*AIM*. Repeat the data verbatim.

*EXCERPTED RECORDS*.
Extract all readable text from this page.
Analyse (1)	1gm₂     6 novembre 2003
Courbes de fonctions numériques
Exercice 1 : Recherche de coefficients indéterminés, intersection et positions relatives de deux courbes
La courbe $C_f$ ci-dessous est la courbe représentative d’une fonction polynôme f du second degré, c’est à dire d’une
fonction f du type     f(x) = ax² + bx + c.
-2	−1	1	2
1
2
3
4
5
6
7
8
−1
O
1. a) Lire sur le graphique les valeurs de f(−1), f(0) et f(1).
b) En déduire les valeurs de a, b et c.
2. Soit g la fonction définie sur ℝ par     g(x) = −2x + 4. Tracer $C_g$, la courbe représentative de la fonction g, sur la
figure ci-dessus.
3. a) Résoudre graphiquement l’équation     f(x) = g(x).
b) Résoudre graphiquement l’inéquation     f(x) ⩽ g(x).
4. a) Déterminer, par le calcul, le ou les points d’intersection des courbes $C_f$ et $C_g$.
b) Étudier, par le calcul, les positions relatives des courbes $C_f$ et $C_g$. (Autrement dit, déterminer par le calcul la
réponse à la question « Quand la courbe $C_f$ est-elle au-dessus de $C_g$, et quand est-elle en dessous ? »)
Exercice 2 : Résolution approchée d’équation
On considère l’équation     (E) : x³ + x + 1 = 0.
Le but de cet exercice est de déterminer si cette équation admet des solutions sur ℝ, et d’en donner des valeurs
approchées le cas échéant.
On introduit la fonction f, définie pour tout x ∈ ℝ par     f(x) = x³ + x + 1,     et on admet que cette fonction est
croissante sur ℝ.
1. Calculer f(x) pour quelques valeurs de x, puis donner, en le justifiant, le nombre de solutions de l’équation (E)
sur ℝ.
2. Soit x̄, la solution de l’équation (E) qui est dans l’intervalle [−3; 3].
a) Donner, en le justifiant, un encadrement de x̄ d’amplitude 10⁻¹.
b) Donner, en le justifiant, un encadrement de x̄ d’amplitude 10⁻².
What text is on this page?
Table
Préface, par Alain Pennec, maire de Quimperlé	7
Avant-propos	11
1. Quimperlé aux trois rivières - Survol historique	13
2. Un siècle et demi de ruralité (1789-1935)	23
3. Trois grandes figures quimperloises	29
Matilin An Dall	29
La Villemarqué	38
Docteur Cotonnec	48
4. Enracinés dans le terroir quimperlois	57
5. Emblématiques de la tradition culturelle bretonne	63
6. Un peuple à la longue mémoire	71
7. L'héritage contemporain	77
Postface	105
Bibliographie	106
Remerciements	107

*RESPONSE TO THE EXERCISE*.
Extract all readable text from this page.
Analyse (1)	1gm₂     6 novembre 2003
Courbes de fonctions numériques
Exercice 1 : Recherche de coefficients indéterminés, intersection et positions relatives de deux courbes
La courbe $C_f$ ci-dessous est la courbe représentative d’une fonction polynôme f du second degré, c’est à dire d’une
fonction f du type     f(x) = ax² + bx + c.
-2	−1	1	2
1
2
3
4
5
6
7
8
−1
O
1. a) Lire sur le graphique les valeurs de f(−1), f(0) et f(1).
b) En déduire les valeurs de a, b et c.
2. Soit g la fonction définie sur ℝ par     g(x) = −2x + 4. Tracer $C_g$, la courbe représentative de la fonction g, sur la
figure ci-dessus.
3. a) Résoudre graphiquement l’équation     f(x) = g(x).
b) Résoudre graphiquement l’inéquation     f(x) ⩽ g(x).
4. a) Déterminer, par le calcul, le ou les points d’intersection des courbes $C_f$ et $C_g$.
b) Étudier, par le calcul, les positions relatives des courbes $C_f$ et $C_g$. (Autrement dit, déterminer par le calcul la
réponse à la question « Quand la courbe $C_f$ est-elle au-dessus de $C_g$, et quand est-elle en dessous ? »)
Exercice 2 : Résolution approchée d’équation
On considère l’équation     (E) : x³ + x + 1 = 0.
Le but de cet exercice est de déterminer si cette équation admet des solutions sur ℝ, et d’en donner des valeurs
approchées le cas échéant.
On introduit la fonction f, définie pour tout x ∈ ℝ par     f(x) = x³ + x + 1,     et on admet que cette fonction est
croissante sur ℝ.
1. Calculer f(x) pour quelques valeurs de x, puis donner, en le justifiant, le nombre de solutions de l’équation (E)
sur ℝ.
2. Soit x̄, la solution de l’équation (E) qui est dans l’intervalle [−3; 3].
a) Donner, en le justifiant, un encadrement de x̄ d’amplitude 10⁻¹.
b) Donner, en le justifiant, un encadrement de x̄ d’amplitude 10⁻².
What text is on this page?
Table
Préface, par Alain Pennec, maire de Quimperlé	7
Avant-propos	11
1. Quimperlé aux trois rivières - Survol historique	13
2. Un siècle et demi de ruralité (1789-1935)	23
3. Trois grandes figures quimperloises	29
Matilin An Dall	29
La Villemarqué	38
Docteur Cotonnec	48
4. Enracinés dans le terroir quimperlois	57
5. Emblématiques de la tradition culturelle bretonne	63
6. Un peuple à la longue mémoire	71
7. L'héritage contemporain	77
Postface	105
Bibliographie	106
Remerciements	107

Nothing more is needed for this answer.